— START OF RECORDS FOR THE EXERCISE —

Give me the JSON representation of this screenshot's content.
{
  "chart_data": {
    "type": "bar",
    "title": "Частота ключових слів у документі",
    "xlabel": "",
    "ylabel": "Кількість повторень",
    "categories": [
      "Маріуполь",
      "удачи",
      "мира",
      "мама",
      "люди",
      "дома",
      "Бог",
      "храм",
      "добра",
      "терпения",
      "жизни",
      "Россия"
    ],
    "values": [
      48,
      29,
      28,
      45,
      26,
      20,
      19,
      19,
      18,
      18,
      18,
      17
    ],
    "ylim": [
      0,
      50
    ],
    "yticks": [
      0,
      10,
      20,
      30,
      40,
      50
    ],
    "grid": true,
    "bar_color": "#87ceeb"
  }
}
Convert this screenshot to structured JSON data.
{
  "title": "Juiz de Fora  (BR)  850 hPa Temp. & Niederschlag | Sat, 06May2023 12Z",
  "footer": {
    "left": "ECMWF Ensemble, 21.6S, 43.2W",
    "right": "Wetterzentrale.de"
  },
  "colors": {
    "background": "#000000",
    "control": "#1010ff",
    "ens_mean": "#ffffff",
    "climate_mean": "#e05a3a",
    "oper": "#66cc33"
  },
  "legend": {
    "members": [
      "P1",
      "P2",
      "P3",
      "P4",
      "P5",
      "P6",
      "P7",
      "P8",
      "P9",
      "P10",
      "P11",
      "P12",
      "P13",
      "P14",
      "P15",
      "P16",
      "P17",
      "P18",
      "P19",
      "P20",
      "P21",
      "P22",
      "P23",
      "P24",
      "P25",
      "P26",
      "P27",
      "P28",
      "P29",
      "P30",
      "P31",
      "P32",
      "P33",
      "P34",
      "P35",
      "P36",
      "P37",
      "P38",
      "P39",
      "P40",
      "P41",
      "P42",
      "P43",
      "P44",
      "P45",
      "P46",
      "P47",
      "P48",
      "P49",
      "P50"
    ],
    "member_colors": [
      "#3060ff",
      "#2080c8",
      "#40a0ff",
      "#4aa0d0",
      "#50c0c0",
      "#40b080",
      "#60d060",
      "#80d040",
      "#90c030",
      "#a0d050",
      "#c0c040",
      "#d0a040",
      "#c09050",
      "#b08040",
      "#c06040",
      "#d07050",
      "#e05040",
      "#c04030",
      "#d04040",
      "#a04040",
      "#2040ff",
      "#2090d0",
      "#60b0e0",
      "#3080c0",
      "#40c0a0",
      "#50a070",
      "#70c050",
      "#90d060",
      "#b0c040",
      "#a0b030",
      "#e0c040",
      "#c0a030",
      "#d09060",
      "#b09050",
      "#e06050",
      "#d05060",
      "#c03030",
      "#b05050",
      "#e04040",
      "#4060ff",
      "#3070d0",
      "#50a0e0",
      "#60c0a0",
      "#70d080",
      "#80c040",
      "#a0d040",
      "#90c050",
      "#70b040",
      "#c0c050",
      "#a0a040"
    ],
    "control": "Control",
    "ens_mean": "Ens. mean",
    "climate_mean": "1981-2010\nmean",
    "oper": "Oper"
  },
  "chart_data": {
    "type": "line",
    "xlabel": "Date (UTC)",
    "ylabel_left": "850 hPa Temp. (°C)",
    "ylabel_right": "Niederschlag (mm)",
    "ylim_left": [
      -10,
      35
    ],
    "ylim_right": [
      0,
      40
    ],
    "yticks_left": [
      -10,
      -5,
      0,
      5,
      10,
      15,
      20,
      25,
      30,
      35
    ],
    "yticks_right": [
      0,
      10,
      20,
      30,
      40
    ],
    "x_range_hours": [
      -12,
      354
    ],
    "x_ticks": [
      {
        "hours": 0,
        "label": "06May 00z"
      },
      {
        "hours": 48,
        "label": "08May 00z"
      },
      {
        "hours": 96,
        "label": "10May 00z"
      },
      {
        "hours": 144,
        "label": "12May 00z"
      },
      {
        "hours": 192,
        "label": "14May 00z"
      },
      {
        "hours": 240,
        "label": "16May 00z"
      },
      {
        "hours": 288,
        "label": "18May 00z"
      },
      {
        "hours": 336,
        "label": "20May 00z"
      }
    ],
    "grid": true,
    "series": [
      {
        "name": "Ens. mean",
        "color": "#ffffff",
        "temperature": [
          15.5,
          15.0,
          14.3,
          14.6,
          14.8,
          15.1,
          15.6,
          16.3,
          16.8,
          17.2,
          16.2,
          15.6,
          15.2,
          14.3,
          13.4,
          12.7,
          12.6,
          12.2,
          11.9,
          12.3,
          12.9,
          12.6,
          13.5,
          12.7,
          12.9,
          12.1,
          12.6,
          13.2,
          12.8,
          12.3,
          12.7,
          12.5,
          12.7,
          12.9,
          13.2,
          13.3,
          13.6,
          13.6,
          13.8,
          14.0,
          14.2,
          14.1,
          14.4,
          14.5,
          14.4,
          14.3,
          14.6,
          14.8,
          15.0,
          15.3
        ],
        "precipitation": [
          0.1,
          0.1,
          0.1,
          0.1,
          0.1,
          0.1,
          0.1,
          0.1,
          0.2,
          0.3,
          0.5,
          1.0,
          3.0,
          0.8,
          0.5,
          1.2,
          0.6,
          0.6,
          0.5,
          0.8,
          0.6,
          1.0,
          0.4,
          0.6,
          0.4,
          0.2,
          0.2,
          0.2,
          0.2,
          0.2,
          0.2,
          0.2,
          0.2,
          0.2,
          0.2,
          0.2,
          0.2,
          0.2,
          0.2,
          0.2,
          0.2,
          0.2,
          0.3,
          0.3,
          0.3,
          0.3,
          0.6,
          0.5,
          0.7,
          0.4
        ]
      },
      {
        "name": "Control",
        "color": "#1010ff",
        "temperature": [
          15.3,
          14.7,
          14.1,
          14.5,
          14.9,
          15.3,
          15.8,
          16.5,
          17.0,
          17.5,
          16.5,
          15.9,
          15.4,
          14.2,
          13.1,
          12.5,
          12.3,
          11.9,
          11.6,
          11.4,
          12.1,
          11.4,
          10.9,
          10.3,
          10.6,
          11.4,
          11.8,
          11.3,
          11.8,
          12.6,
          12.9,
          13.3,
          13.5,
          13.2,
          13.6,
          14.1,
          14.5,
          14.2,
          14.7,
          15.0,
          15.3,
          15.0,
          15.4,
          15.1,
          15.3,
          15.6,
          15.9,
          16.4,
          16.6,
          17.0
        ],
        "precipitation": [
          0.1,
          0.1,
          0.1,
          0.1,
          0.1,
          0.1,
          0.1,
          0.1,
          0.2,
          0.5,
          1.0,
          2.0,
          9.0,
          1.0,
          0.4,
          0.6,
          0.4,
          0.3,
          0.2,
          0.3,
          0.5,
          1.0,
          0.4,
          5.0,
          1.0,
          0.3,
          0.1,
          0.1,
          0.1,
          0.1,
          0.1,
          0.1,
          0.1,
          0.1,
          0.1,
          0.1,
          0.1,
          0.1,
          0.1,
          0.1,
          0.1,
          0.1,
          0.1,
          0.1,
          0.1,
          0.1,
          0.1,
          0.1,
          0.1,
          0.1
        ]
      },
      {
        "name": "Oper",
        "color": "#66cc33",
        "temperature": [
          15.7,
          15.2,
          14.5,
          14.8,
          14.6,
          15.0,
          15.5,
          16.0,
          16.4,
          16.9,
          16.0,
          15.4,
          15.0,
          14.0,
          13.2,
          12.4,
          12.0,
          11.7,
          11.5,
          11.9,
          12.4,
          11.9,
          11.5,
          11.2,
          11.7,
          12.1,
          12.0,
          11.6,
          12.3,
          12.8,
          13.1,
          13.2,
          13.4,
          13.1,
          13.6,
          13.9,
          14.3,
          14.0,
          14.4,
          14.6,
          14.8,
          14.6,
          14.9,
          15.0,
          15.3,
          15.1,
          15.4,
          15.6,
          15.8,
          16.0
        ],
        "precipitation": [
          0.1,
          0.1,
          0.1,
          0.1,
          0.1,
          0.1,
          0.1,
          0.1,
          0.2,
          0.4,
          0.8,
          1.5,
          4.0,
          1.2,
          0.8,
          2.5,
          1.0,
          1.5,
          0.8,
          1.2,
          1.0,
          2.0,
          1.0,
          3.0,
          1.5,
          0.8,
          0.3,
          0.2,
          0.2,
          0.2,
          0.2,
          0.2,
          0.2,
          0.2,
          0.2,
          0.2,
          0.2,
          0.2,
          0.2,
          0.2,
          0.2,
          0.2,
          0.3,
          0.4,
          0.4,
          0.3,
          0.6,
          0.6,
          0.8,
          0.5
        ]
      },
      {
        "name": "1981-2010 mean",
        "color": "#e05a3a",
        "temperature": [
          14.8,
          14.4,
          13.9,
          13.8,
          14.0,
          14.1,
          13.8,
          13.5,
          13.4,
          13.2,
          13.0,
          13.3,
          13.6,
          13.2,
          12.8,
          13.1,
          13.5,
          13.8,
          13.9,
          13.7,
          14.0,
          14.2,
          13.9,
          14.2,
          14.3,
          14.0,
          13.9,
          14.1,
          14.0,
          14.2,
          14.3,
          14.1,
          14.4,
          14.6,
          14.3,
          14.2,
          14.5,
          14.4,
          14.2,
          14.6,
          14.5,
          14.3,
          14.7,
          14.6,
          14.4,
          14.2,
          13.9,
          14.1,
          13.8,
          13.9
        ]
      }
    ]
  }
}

— END OF RECORDS FOR THE EXERCISE —

WORK TO BE COMPLETED: Search the listing above for the string "Niederschlag". Copy every line that contains it.

EXERCISE ANSWER:
  "title": "Juiz de Fora  (BR)  850 hPa Temp. & Niederschlag | Sat, 06May2023 12Z",
    "ylabel_right": "Niederschlag (mm)",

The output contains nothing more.